[Dataset records on visual material]
++++

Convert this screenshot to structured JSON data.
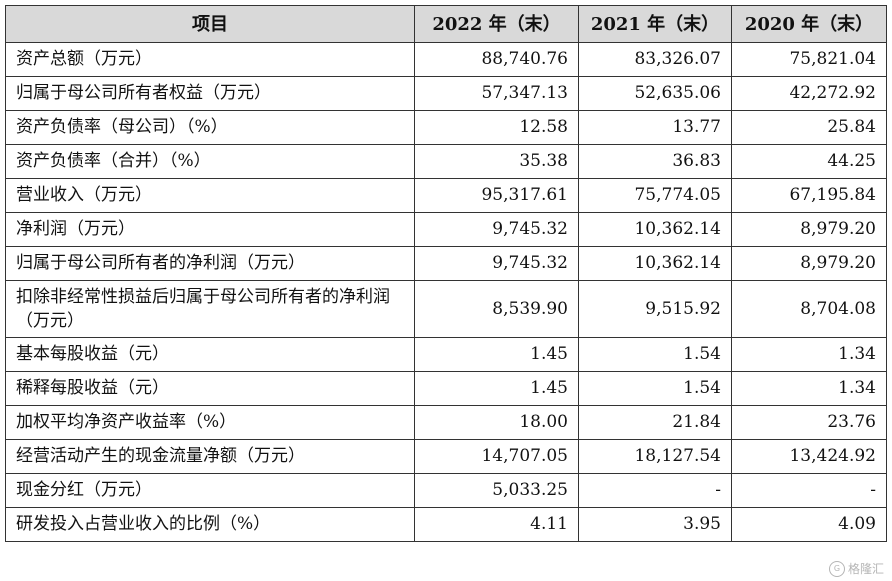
{
  "table": {
    "headers": [
      "项目",
      "2022 年（末）",
      "2021 年（末）",
      "2020 年（末）"
    ],
    "rows": [
      {
        "label": "资产总额（万元）",
        "v2022": "88,740.76",
        "v2021": "83,326.07",
        "v2020": "75,821.04"
      },
      {
        "label": "归属于母公司所有者权益（万元）",
        "v2022": "57,347.13",
        "v2021": "52,635.06",
        "v2020": "42,272.92"
      },
      {
        "label": "资产负债率（母公司）（%）",
        "v2022": "12.58",
        "v2021": "13.77",
        "v2020": "25.84"
      },
      {
        "label": "资产负债率（合并）（%）",
        "v2022": "35.38",
        "v2021": "36.83",
        "v2020": "44.25"
      },
      {
        "label": "营业收入（万元）",
        "v2022": "95,317.61",
        "v2021": "75,774.05",
        "v2020": "67,195.84"
      },
      {
        "label": "净利润（万元）",
        "v2022": "9,745.32",
        "v2021": "10,362.14",
        "v2020": "8,979.20"
      },
      {
        "label": "归属于母公司所有者的净利润（万元）",
        "v2022": "9,745.32",
        "v2021": "10,362.14",
        "v2020": "8,979.20"
      },
      {
        "label": "扣除非经常性损益后归属于母公司所有者的净利润（万元）",
        "v2022": "8,539.90",
        "v2021": "9,515.92",
        "v2020": "8,704.08"
      },
      {
        "label": "基本每股收益（元）",
        "v2022": "1.45",
        "v2021": "1.54",
        "v2020": "1.34"
      },
      {
        "label": "稀释每股收益（元）",
        "v2022": "1.45",
        "v2021": "1.54",
        "v2020": "1.34"
      },
      {
        "label": "加权平均净资产收益率（%）",
        "v2022": "18.00",
        "v2021": "21.84",
        "v2020": "23.76"
      },
      {
        "label": "经营活动产生的现金流量净额（万元）",
        "v2022": "14,707.05",
        "v2021": "18,127.54",
        "v2020": "13,424.92"
      },
      {
        "label": "现金分红（万元）",
        "v2022": "5,033.25",
        "v2021": "-",
        "v2020": "-"
      },
      {
        "label": "研发投入占营业收入的比例（%）",
        "v2022": "4.11",
        "v2021": "3.95",
        "v2020": "4.09"
      }
    ]
  },
  "watermark": {
    "text": "格隆汇",
    "logo": "G"
  }
}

++++

Keep the pictures out of the copy and write out the data exactly as it stands.

Convert this screenshot to structured JSON data.
{
  "table": {
    "headers": [
      "项目",
      "2022 年（末）",
      "2021 年（末）",
      "2020 年（末）"
    ],
    "rows": [
      {
        "label": "资产总额（万元）",
        "v2022": "88,740.76",
        "v2021": "83,326.07",
        "v2020": "75,821.04"
      },
      {
        "label": "归属于母公司所有者权益（万元）",
        "v2022": "57,347.13",
        "v2021": "52,635.06",
        "v2020": "42,272.92"
      },
      {
        "label": "资产负债率（母公司）（%）",
        "v2022": "12.58",
        "v2021": "13.77",
        "v2020": "25.84"
      },
      {
        "label": "资产负债率（合并）（%）",
        "v2022": "35.38",
        "v2021": "36.83",
        "v2020": "44.25"
      },
      {
        "label": "营业收入（万元）",
        "v2022": "95,317.61",
        "v2021": "75,774.05",
        "v2020": "67,195.84"
      },
      {
        "label": "净利润（万元）",
        "v2022": "9,745.32",
        "v2021": "10,362.14",
        "v2020": "8,979.20"
      },
      {
        "label": "归属于母公司所有者的净利润（万元）",
        "v2022": "9,745.32",
        "v2021": "10,362.14",
        "v2020": "8,979.20"
      },
      {
        "label": "扣除非经常性损益后归属于母公司所有者的净利润（万元）",
        "v2022": "8,539.90",
        "v2021": "9,515.92",
        "v2020": "8,704.08"
      },
      {
        "label": "基本每股收益（元）",
        "v2022": "1.45",
        "v2021": "1.54",
        "v2020": "1.34"
      },
      {
        "label": "稀释每股收益（元）",
        "v2022": "1.45",
        "v2021": "1.54",
        "v2020": "1.34"
      },
      {
        "label": "加权平均净资产收益率（%）",
        "v2022": "18.00",
        "v2021": "21.84",
        "v2020": "23.76"
      },
      {
        "label": "经营活动产生的现金流量净额（万元）",
        "v2022": "14,707.05",
        "v2021": "18,127.54",
        "v2020": "13,424.92"
      },
      {
        "label": "现金分红（万元）",
        "v2022": "5,033.25",
        "v2021": "-",
        "v2020": "-"
      },
      {
        "label": "研发投入占营业收入的比例（%）",
        "v2022": "4.11",
        "v2021": "3.95",
        "v2020": "4.09"
      }
    ]
  },
  "watermark": {
    "text": "格隆汇",
    "logo": "G"
  }
}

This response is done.